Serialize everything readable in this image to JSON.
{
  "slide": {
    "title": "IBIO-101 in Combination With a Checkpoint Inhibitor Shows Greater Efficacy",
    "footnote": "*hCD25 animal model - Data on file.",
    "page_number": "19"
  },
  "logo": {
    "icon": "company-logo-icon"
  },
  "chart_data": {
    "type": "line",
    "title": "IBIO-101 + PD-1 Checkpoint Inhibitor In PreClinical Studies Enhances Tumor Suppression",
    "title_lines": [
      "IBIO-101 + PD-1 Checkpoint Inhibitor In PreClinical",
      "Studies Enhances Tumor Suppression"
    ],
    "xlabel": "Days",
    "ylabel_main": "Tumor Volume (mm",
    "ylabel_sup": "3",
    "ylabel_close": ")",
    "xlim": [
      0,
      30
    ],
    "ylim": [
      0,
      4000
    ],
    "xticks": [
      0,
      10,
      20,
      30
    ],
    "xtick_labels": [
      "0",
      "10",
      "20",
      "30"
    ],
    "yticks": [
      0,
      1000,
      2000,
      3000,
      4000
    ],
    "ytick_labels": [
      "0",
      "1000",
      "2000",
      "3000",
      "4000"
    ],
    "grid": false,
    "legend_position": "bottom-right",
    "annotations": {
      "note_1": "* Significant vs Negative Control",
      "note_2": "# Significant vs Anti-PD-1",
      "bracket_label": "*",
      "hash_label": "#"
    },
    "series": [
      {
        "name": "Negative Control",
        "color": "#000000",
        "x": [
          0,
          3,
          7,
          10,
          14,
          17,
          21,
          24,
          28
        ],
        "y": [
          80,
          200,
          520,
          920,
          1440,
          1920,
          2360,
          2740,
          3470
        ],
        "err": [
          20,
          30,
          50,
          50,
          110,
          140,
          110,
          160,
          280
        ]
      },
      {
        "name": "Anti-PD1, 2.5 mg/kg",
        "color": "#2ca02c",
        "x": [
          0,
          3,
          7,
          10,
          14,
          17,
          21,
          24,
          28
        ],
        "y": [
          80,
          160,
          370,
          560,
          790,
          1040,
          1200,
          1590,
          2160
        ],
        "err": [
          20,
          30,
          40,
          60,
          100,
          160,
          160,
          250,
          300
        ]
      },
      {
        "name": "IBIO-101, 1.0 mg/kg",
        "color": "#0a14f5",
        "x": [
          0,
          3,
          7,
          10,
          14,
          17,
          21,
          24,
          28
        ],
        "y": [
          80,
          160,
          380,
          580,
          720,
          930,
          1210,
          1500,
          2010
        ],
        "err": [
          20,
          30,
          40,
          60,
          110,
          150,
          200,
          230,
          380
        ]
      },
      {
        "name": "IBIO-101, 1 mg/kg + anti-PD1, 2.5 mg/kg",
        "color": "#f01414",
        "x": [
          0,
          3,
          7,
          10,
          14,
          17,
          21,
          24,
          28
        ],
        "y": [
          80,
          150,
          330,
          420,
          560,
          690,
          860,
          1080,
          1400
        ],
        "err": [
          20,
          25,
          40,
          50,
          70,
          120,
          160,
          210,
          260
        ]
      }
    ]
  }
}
★ ★ ★
* _Task details_
Send back all the records above word for word.

* _The completed task_
Serialize everything readable in this image to JSON.
{
  "slide": {
    "title": "IBIO-101 in Combination With a Checkpoint Inhibitor Shows Greater Efficacy",
    "footnote": "*hCD25 animal model - Data on file.",
    "page_number": "19"
  },
  "logo": {
    "icon": "company-logo-icon"
  },
  "chart_data": {
    "type": "line",
    "title": "IBIO-101 + PD-1 Checkpoint Inhibitor In PreClinical Studies Enhances Tumor Suppression",
    "title_lines": [
      "IBIO-101 + PD-1 Checkpoint Inhibitor In PreClinical",
      "Studies Enhances Tumor Suppression"
    ],
    "xlabel": "Days",
    "ylabel_main": "Tumor Volume (mm",
    "ylabel_sup": "3",
    "ylabel_close": ")",
    "xlim": [
      0,
      30
    ],
    "ylim": [
      0,
      4000
    ],
    "xticks": [
      0,
      10,
      20,
      30
    ],
    "xtick_labels": [
      "0",
      "10",
      "20",
      "30"
    ],
    "yticks": [
      0,
      1000,
      2000,
      3000,
      4000
    ],
    "ytick_labels": [
      "0",
      "1000",
      "2000",
      "3000",
      "4000"
    ],
    "grid": false,
    "legend_position": "bottom-right",
    "annotations": {
      "note_1": "* Significant vs Negative Control",
      "note_2": "# Significant vs Anti-PD-1",
      "bracket_label": "*",
      "hash_label": "#"
    },
    "series": [
      {
        "name": "Negative Control",
        "color": "#000000",
        "x": [
          0,
          3,
          7,
          10,
          14,
          17,
          21,
          24,
          28
        ],
        "y": [
          80,
          200,
          520,
          920,
          1440,
          1920,
          2360,
          2740,
          3470
        ],
        "err": [
          20,
          30,
          50,
          50,
          110,
          140,
          110,
          160,
          280
        ]
      },
      {
        "name": "Anti-PD1, 2.5 mg/kg",
        "color": "#2ca02c",
        "x": [
          0,
          3,
          7,
          10,
          14,
          17,
          21,
          24,
          28
        ],
        "y": [
          80,
          160,
          370,
          560,
          790,
          1040,
          1200,
          1590,
          2160
        ],
        "err": [
          20,
          30,
          40,
          60,
          100,
          160,
          160,
          250,
          300
        ]
      },
      {
        "name": "IBIO-101, 1.0 mg/kg",
        "color": "#0a14f5",
        "x": [
          0,
          3,
          7,
          10,
          14,
          17,
          21,
          24,
          28
        ],
        "y": [
          80,
          160,
          380,
          580,
          720,
          930,
          1210,
          1500,
          2010
        ],
        "err": [
          20,
          30,
          40,
          60,
          110,
          150,
          200,
          230,
          380
        ]
      },
      {
        "name": "IBIO-101, 1 mg/kg + anti-PD1, 2.5 mg/kg",
        "color": "#f01414",
        "x": [
          0,
          3,
          7,
          10,
          14,
          17,
          21,
          24,
          28
        ],
        "y": [
          80,
          150,
          330,
          420,
          560,
          690,
          860,
          1080,
          1400
        ],
        "err": [
          20,
          25,
          40,
          50,
          70,
          120,
          160,
          210,
          260
        ]
      }
    ]
  }
}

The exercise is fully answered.